Items from a data source
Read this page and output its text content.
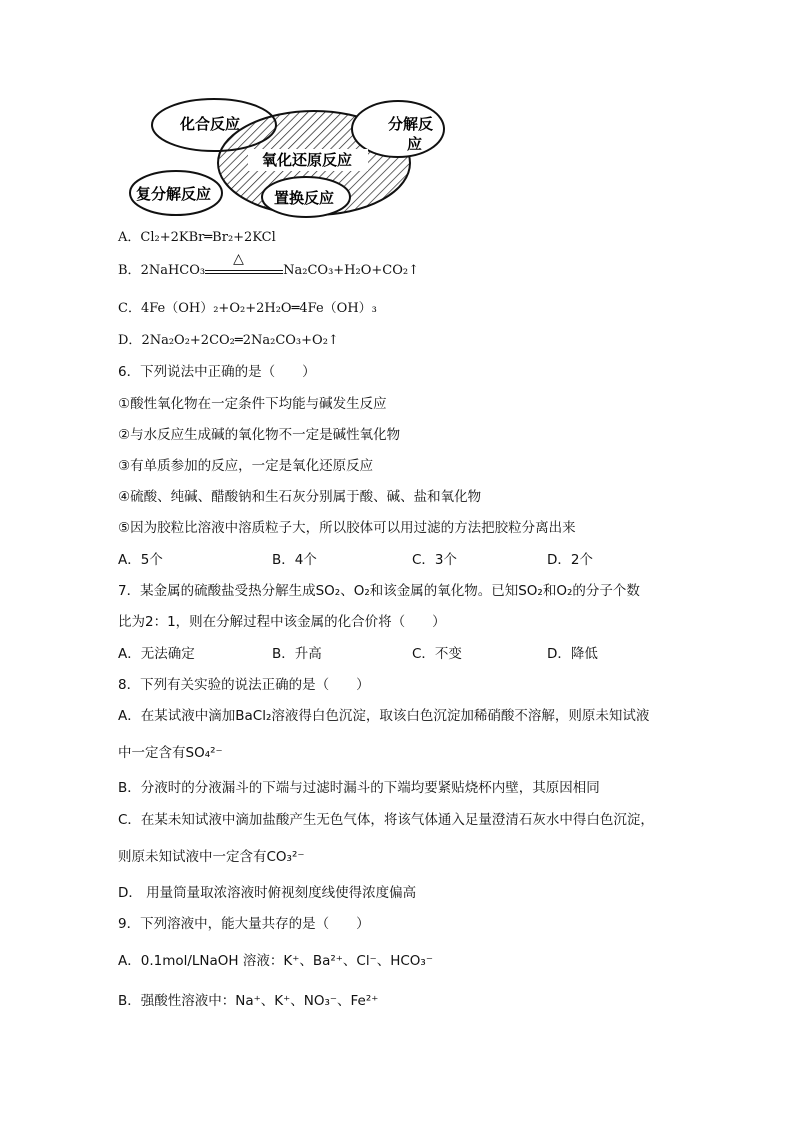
化合反应	分解反
应
氧化还原反应
复分解反应	置换反应
A．Cl₂+2KBr═Br₂+2KCl
B．2NaHCO₃
△
Na₂CO₃+H₂O+CO₂↑
C．4Fe（OH）₂+O₂+2H₂O═4Fe（OH）₃
D．2Na₂O₂+2CO₂═2Na₂CO₃+O₂↑
6．下列说法中正确的是（　　）
①酸性氧化物在一定条件下均能与碱发生反应
②与水反应生成碱的氧化物不一定是碱性氧化物
③有单质参加的反应，一定是氧化还原反应
④硫酸、纯碱、醋酸钠和生石灰分别属于酸、碱、盐和氧化物
⑤因为胶粒比溶液中溶质粒子大，所以胶体可以用过滤的方法把胶粒分离出来
A．5个	B．4个	C．3个	D．2个
7．某金属的硫酸盐受热分解生成SO₂、O₂和该金属的氧化物。已知SO₂和O₂的分子个数
比为2：1，则在分解过程中该金属的化合价将（　　）
A．无法确定	B．升高	C．不变	D．降低
8．下列有关实验的说法正确的是（　　）
A．在某试液中滴加BaCl₂溶液得白色沉淀，取该白色沉淀加稀硝酸不溶解，则原未知试液
中一定含有SO₄²⁻
B．分液时的分液漏斗的下端与过滤时漏斗的下端均要紧贴烧杯内壁，其原因相同
C．在某未知试液中滴加盐酸产生无色气体，将该气体通入足量澄清石灰水中得白色沉淀，
则原未知试液中一定含有CO₃²⁻
D． 用量筒量取浓溶液时俯视刻度线使得浓度偏高
9．下列溶液中，能大量共存的是（　　）
A．0.1mol/LNaOH 溶液：K⁺、Ba²⁺、Cl⁻、HCO₃⁻
B．强酸性溶液中：Na⁺、K⁺、NO₃⁻、Fe²⁺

To do =>
Quote the entries in full. Any image among them is to be omitted from the copy.

Expected output =>
Read this page and output its text content.
化合反应	分解反
应
氧化还原反应
复分解反应	置换反应
A．Cl₂+2KBr═Br₂+2KCl
B．2NaHCO₃
△
Na₂CO₃+H₂O+CO₂↑
C．4Fe（OH）₂+O₂+2H₂O═4Fe（OH）₃
D．2Na₂O₂+2CO₂═2Na₂CO₃+O₂↑
6．下列说法中正确的是（　　）
①酸性氧化物在一定条件下均能与碱发生反应
②与水反应生成碱的氧化物不一定是碱性氧化物
③有单质参加的反应，一定是氧化还原反应
④硫酸、纯碱、醋酸钠和生石灰分别属于酸、碱、盐和氧化物
⑤因为胶粒比溶液中溶质粒子大，所以胶体可以用过滤的方法把胶粒分离出来
A．5个	B．4个	C．3个	D．2个
7．某金属的硫酸盐受热分解生成SO₂、O₂和该金属的氧化物。已知SO₂和O₂的分子个数
比为2：1，则在分解过程中该金属的化合价将（　　）
A．无法确定	B．升高	C．不变	D．降低
8．下列有关实验的说法正确的是（　　）
A．在某试液中滴加BaCl₂溶液得白色沉淀，取该白色沉淀加稀硝酸不溶解，则原未知试液
中一定含有SO₄²⁻
B．分液时的分液漏斗的下端与过滤时漏斗的下端均要紧贴烧杯内壁，其原因相同
C．在某未知试液中滴加盐酸产生无色气体，将该气体通入足量澄清石灰水中得白色沉淀，
则原未知试液中一定含有CO₃²⁻
D． 用量筒量取浓溶液时俯视刻度线使得浓度偏高
9．下列溶液中，能大量共存的是（　　）
A．0.1mol/LNaOH 溶液：K⁺、Ba²⁺、Cl⁻、HCO₃⁻
B．强酸性溶液中：Na⁺、K⁺、NO₃⁻、Fe²⁺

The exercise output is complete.